● **Exercise**: Beneath this task is a listing; retype all of it exactly.

(Dataset records)
# # #
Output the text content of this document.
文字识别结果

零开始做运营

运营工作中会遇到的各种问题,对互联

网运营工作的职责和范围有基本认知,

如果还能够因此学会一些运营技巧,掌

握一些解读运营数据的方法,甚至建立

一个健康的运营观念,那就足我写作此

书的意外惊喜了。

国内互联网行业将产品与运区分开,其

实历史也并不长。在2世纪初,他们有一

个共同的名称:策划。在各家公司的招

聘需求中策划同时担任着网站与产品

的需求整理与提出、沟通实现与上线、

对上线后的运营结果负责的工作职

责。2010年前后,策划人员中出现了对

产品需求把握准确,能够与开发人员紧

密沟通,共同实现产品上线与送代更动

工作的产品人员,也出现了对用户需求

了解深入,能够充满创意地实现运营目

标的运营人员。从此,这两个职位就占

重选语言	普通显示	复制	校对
# # #
● **Response to the exercise**:
Output the text content of this document.
文字识别结果

零开始做运营

运营工作中会遇到的各种问题,对互联

网运营工作的职责和范围有基本认知,

如果还能够因此学会一些运营技巧,掌

握一些解读运营数据的方法,甚至建立

一个健康的运营观念,那就足我写作此

书的意外惊喜了。

国内互联网行业将产品与运区分开,其

实历史也并不长。在2世纪初,他们有一

个共同的名称:策划。在各家公司的招

聘需求中策划同时担任着网站与产品

的需求整理与提出、沟通实现与上线、

对上线后的运营结果负责的工作职

责。2010年前后,策划人员中出现了对

产品需求把握准确,能够与开发人员紧

密沟通,共同实现产品上线与送代更动

工作的产品人员,也出现了对用户需求

了解深入,能够充满创意地实现运营目

标的运营人员。从此,这两个职位就占

重选语言	普通显示	复制	校对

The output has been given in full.